[start]

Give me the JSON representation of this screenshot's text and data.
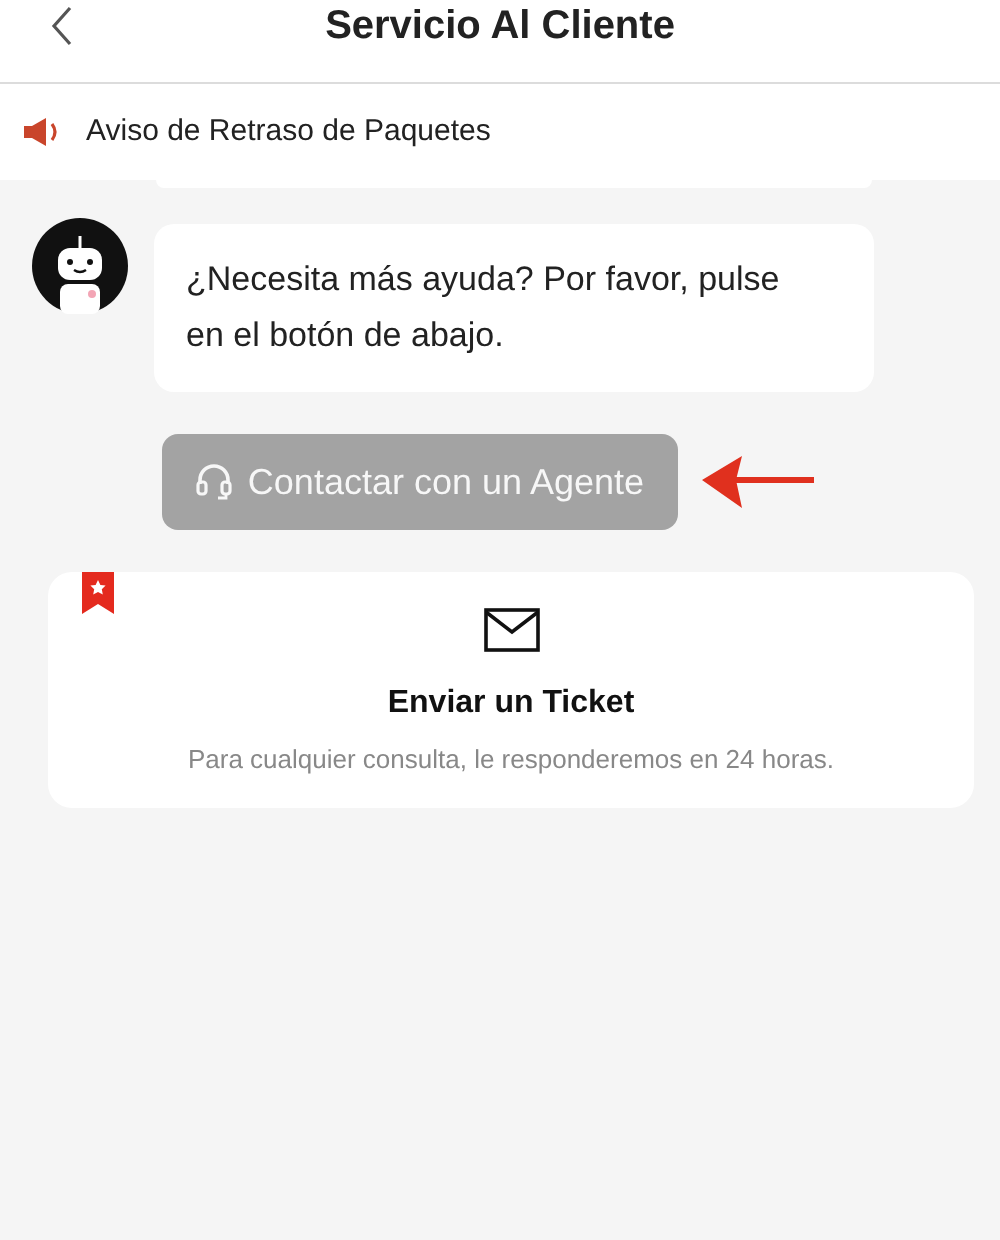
{
  "header": {
    "title": "Servicio Al Cliente"
  },
  "notice": {
    "text": "Aviso de Retraso de Paquetes"
  },
  "messages": [
    {
      "text": "¿Necesita más ayuda? Por favor, pulse en el botón de abajo."
    }
  ],
  "agent_button": {
    "label": "Contactar con un Agente",
    "disabled": true
  },
  "ticket_card": {
    "title": "Enviar un Ticket",
    "description": "Para cualquier consulta, le responderemos en 24 horas."
  }
}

[end]

**THE REQUEST**:
Every line containing the string "title" must be listed.

**REPLY TO THE TASK**:
    "title": "Servicio Al Cliente"
    "title": "Enviar un Ticket",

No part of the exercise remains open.